- **Text passage**:
........

There is an entire year's legislative agenda in one massive 902 page omnibus monster. Everything unrelated to the budget is in the bill. Let me go through a list of just a few.

For example, the government is granting itself new powers to gut environmental assessments. Let us be clear on what this is about. It is about granting the Minister of the Environment the unilateral authority to be the judge, jury and executioner of entire ecosystems, to tear down the checks built into our system and scrap assessments so it can steamroll ahead with unscrutinized controversial mines and tar sands expansion projects.

We know this is the plot the Conservatives have cooked up because, to quote from the March 14, 2009 issue of the Globe and Mail:

A leaked government document outlining the proposed changes to the Canadian Environmental Assessment Act indicates [the] Environment Minister...has asked for a bill “overhauling” the legislation as soon as possible.

Under the new system, the government should “expect to capture perhaps 200-300 projects per year,” the document states. That would represent a more than 95 per cent drop from the roughly 6,000 federal environmental assessments that currently take place each year.

........

[Items listed in a dataset]

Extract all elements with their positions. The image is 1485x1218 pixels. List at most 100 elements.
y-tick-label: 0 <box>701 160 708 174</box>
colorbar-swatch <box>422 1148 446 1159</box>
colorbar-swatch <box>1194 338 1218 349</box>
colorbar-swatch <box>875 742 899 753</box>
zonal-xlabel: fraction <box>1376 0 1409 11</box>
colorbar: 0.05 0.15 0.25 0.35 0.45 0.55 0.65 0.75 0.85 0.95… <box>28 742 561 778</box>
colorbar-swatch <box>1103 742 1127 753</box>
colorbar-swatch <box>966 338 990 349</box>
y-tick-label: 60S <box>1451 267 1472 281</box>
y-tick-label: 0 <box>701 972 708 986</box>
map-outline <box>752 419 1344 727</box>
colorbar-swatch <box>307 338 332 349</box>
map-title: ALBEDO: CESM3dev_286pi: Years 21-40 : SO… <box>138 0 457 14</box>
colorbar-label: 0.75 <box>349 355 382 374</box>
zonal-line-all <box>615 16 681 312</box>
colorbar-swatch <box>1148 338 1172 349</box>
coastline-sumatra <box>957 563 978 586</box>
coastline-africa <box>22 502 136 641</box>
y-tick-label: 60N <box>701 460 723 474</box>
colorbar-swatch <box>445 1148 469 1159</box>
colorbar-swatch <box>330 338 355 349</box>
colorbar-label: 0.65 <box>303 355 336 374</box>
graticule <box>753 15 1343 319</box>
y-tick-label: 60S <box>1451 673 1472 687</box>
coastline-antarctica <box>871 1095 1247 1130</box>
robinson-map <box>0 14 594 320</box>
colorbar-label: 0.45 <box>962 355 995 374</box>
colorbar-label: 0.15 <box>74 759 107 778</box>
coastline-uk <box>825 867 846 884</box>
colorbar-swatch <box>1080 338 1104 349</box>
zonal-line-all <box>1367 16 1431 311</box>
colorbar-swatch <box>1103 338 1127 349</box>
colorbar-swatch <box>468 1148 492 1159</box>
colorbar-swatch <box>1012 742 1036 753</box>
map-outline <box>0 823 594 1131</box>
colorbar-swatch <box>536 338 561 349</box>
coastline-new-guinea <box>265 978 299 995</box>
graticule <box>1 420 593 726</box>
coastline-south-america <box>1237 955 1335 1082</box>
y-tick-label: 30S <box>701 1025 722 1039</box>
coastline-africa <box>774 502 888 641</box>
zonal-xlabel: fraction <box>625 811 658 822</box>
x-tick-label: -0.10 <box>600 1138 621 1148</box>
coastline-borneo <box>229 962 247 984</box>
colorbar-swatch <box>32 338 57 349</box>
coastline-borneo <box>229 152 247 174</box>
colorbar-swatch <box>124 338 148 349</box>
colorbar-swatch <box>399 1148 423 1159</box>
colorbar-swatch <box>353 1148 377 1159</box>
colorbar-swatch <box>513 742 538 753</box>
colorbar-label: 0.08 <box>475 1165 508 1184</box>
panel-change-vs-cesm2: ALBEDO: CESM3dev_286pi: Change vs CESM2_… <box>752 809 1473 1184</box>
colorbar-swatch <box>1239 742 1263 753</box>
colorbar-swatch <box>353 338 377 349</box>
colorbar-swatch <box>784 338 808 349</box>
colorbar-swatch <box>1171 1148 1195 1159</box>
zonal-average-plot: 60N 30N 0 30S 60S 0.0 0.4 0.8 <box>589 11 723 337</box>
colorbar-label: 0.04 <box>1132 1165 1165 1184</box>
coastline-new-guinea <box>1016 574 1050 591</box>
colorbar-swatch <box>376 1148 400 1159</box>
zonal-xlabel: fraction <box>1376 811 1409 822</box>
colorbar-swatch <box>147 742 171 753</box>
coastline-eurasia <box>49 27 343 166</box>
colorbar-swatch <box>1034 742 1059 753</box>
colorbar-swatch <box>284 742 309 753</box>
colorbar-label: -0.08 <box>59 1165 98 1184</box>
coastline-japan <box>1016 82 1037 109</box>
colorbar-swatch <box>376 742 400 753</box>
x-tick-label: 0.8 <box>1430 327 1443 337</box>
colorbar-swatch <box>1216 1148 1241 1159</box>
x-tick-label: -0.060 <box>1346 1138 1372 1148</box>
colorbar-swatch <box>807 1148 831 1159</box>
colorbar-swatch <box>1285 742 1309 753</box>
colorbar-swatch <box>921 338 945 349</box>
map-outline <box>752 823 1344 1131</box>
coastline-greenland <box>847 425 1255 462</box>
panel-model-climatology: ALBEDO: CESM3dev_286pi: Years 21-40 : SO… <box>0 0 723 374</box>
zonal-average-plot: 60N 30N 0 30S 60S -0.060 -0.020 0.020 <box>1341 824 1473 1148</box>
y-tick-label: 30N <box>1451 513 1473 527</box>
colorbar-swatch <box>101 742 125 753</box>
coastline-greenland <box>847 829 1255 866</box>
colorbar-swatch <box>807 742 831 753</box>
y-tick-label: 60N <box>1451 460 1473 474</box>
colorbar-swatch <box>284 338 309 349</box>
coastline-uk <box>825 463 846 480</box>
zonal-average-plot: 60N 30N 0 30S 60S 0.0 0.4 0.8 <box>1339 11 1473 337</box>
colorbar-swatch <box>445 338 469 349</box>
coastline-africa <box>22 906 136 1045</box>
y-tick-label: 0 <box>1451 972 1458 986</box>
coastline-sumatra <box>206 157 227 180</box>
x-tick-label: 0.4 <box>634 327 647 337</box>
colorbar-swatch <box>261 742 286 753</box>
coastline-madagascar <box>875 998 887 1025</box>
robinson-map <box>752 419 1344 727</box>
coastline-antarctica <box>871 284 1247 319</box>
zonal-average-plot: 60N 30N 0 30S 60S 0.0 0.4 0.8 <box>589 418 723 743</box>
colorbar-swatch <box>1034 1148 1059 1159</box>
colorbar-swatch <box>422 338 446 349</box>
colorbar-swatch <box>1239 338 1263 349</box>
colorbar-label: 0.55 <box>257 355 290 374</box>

........

- **Exercise description**: Summarize the passage on the omnibus budget bill in two sentences. The listing bears no relation to the text above.

- **Response**: The passage describes a 902-page omnibus bill containing everything unrelated to the budget, including new government powers to gut environmental assessments by giving the Minister of the Environment unilateral authority over them. Citing a leaked government document reported in the March 14, 2009 Globe and Mail, it states that the new system was expected to capture perhaps 200-300 projects per year, a more than 95 per cent drop from the roughly 6,000 federal environmental assessments conducted annually.